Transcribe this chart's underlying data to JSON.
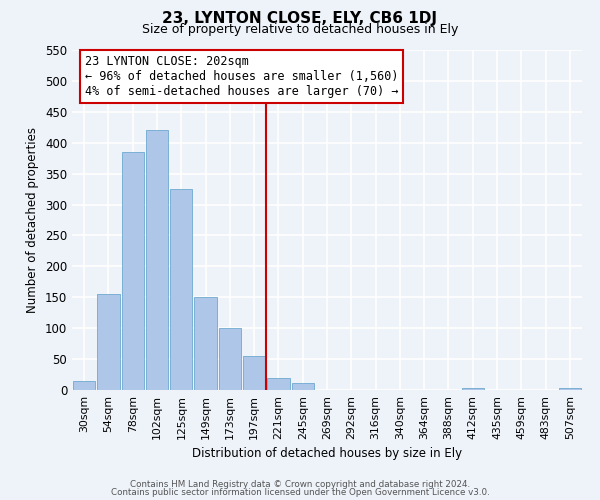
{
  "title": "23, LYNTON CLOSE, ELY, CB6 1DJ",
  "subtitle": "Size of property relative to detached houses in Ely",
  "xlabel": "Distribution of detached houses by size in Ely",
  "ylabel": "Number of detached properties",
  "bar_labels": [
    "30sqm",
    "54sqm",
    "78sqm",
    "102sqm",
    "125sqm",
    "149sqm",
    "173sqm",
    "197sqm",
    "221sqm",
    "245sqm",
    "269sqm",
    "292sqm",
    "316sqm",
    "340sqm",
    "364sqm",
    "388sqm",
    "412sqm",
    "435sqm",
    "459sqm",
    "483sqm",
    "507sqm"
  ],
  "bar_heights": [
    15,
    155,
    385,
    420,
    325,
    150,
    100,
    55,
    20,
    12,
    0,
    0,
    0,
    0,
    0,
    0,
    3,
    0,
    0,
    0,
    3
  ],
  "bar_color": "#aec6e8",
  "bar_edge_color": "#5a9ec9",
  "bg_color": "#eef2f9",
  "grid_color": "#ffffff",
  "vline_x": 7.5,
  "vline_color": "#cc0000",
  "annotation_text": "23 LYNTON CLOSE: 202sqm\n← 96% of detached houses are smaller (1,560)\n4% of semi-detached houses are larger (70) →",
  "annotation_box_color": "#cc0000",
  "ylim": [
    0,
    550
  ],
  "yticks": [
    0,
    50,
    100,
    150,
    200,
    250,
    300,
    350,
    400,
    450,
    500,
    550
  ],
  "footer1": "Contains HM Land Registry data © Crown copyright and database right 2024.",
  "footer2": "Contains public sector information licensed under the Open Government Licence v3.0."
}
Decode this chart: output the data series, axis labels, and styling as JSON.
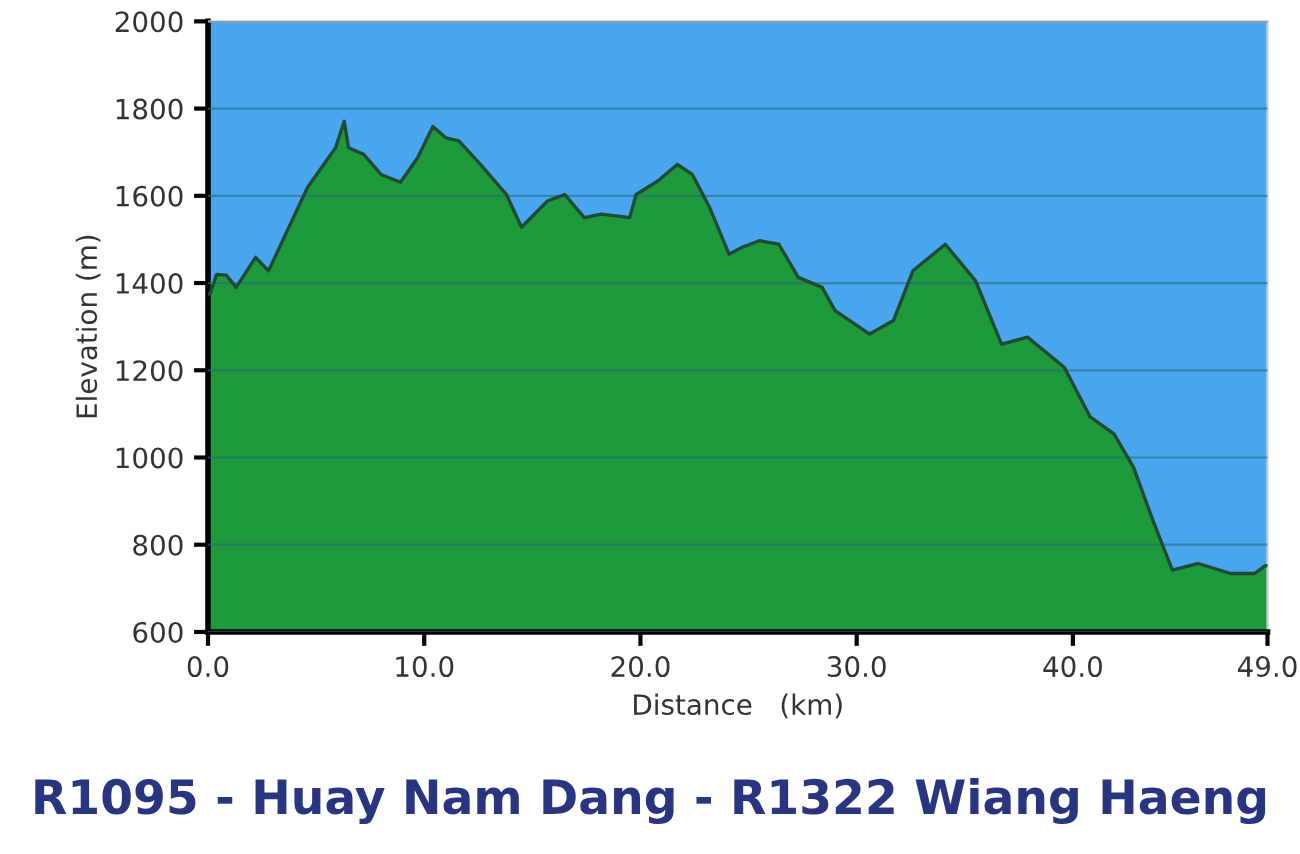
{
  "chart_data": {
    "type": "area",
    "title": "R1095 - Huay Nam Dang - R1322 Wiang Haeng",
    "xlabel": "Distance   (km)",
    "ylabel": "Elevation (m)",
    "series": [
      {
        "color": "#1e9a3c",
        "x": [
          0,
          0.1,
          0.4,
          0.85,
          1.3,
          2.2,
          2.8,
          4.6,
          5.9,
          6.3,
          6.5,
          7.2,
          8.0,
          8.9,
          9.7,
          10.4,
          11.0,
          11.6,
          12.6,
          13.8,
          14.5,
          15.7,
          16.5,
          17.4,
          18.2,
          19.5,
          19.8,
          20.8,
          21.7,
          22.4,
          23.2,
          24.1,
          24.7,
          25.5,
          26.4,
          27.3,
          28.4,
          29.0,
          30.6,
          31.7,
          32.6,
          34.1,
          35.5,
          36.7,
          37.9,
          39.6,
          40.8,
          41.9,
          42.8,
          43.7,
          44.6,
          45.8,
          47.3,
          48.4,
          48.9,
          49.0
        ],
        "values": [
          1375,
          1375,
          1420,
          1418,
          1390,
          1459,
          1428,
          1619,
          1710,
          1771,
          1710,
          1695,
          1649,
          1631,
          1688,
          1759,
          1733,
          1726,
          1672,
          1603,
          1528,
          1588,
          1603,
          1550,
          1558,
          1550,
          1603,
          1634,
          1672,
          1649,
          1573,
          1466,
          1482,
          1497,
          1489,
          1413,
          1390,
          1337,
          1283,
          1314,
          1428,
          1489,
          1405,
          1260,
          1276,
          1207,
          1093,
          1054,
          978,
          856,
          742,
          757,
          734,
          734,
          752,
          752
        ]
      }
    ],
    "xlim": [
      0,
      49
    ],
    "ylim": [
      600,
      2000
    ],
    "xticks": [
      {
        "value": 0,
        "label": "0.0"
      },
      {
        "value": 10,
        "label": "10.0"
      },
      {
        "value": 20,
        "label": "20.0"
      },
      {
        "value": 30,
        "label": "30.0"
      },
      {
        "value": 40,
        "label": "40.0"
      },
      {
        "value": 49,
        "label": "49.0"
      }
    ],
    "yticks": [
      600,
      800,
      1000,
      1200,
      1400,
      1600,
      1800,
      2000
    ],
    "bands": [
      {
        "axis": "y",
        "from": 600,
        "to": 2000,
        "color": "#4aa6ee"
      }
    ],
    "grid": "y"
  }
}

═══

**Goal**
Copy the listing over exactly, skipping the pictures it holds.

**Output below**
Transcribe this chart's underlying data to JSON.
{
  "title": "23, LYNTON CLOSE, ELY, CB6 1DJ",
  "subtitle": "Size of property relative to detached houses in Ely",
  "xlabel": "Distribution of detached houses by size in Ely",
  "ylabel": "Number of detached properties",
  "bar_labels": [
    "30sqm",
    "54sqm",
    "78sqm",
    "102sqm",
    "125sqm",
    "149sqm",
    "173sqm",
    "197sqm",
    "221sqm",
    "245sqm",
    "269sqm",
    "292sqm",
    "316sqm",
    "340sqm",
    "364sqm",
    "388sqm",
    "412sqm",
    "435sqm",
    "459sqm",
    "483sqm",
    "507sqm"
  ],
  "bar_heights": [
    15,
    155,
    385,
    420,
    325,
    150,
    100,
    55,
    20,
    12,
    0,
    0,
    0,
    0,
    0,
    0,
    3,
    0,
    0,
    0,
    3
  ],
  "bar_color": "#aec6e8",
  "bar_edge_color": "#5a9ec9",
  "bg_color": "#eef2f9",
  "grid_color": "#ffffff",
  "vline_x": 7.5,
  "vline_color": "#cc0000",
  "annotation_text": "23 LYNTON CLOSE: 202sqm\n← 96% of detached houses are smaller (1,560)\n4% of semi-detached houses are larger (70) →",
  "annotation_box_color": "#cc0000",
  "ylim": [
    0,
    550
  ],
  "yticks": [
    0,
    50,
    100,
    150,
    200,
    250,
    300,
    350,
    400,
    450,
    500,
    550
  ],
  "footer1": "Contains HM Land Registry data © Crown copyright and database right 2024.",
  "footer2": "Contains public sector information licensed under the Open Government Licence v3.0."
}
Decode this chart: output the data series, axis labels, and styling as JSON.
{
  "chart_data": {
    "type": "area",
    "title": "R1095 - Huay Nam Dang - R1322 Wiang Haeng",
    "xlabel": "Distance   (km)",
    "ylabel": "Elevation (m)",
    "series": [
      {
        "color": "#1e9a3c",
        "x": [
          0,
          0.1,
          0.4,
          0.85,
          1.3,
          2.2,
          2.8,
          4.6,
          5.9,
          6.3,
          6.5,
          7.2,
          8.0,
          8.9,
          9.7,
          10.4,
          11.0,
          11.6,
          12.6,
          13.8,
          14.5,
          15.7,
          16.5,
          17.4,
          18.2,
          19.5,
          19.8,
          20.8,
          21.7,
          22.4,
          23.2,
          24.1,
          24.7,
          25.5,
          26.4,
          27.3,
          28.4,
          29.0,
          30.6,
          31.7,
          32.6,
          34.1,
          35.5,
          36.7,
          37.9,
          39.6,
          40.8,
          41.9,
          42.8,
          43.7,
          44.6,
          45.8,
          47.3,
          48.4,
          48.9,
          49.0
        ],
        "values": [
          1375,
          1375,
          1420,
          1418,
          1390,
          1459,
          1428,
          1619,
          1710,
          1771,
          1710,
          1695,
          1649,
          1631,
          1688,
          1759,
          1733,
          1726,
          1672,
          1603,
          1528,
          1588,
          1603,
          1550,
          1558,
          1550,
          1603,
          1634,
          1672,
          1649,
          1573,
          1466,
          1482,
          1497,
          1489,
          1413,
          1390,
          1337,
          1283,
          1314,
          1428,
          1489,
          1405,
          1260,
          1276,
          1207,
          1093,
          1054,
          978,
          856,
          742,
          757,
          734,
          734,
          752,
          752
        ]
      }
    ],
    "xlim": [
      0,
      49
    ],
    "ylim": [
      600,
      2000
    ],
    "xticks": [
      {
        "value": 0,
        "label": "0.0"
      },
      {
        "value": 10,
        "label": "10.0"
      },
      {
        "value": 20,
        "label": "20.0"
      },
      {
        "value": 30,
        "label": "30.0"
      },
      {
        "value": 40,
        "label": "40.0"
      },
      {
        "value": 49,
        "label": "49.0"
      }
    ],
    "yticks": [
      600,
      800,
      1000,
      1200,
      1400,
      1600,
      1800,
      2000
    ],
    "bands": [
      {
        "axis": "y",
        "from": 600,
        "to": 2000,
        "color": "#4aa6ee"
      }
    ],
    "grid": "y"
  }
}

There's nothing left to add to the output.